* start GIVEN RECORDS *
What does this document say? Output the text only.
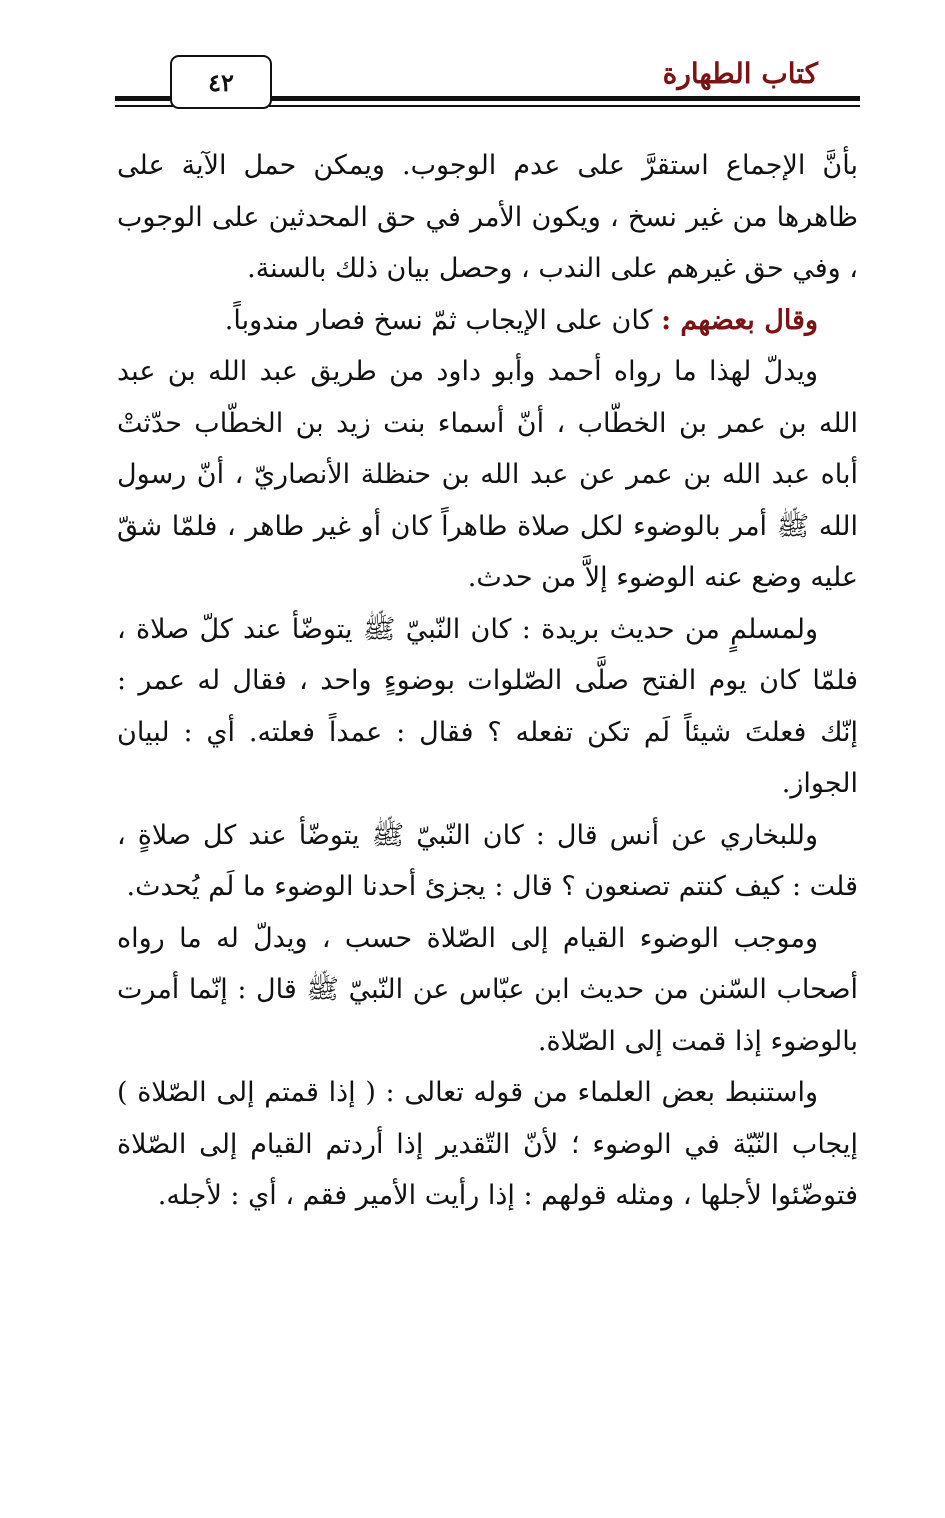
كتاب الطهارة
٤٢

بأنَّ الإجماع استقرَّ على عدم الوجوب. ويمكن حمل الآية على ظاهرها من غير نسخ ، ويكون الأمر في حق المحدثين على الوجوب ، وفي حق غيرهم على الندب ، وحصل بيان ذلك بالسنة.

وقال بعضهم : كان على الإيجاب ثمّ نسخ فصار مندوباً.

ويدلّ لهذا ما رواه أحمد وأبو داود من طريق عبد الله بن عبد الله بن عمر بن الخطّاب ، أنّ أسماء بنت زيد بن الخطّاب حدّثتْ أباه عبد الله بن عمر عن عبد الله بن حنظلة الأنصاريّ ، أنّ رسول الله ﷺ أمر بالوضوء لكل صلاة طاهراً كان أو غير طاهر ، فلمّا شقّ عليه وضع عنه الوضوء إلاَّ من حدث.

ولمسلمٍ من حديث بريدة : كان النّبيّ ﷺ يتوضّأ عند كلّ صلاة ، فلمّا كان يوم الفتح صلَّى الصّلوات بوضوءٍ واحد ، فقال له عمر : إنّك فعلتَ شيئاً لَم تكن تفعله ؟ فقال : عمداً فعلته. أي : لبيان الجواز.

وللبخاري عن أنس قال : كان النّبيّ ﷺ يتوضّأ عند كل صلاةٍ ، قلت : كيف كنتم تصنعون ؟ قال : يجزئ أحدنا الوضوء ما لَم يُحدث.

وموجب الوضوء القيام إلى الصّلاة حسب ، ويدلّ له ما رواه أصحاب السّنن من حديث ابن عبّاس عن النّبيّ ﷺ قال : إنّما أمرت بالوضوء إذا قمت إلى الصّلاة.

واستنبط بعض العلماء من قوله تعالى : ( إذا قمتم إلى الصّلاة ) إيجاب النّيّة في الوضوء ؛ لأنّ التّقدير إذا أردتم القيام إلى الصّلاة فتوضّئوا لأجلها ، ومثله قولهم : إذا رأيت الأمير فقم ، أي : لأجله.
* end GIVEN RECORDS *
> [WHAT TO DO]
Each line above that includes "يتوض" counts once; state the total and nothing more.

> [RESULT OF THE EXERCISE]
2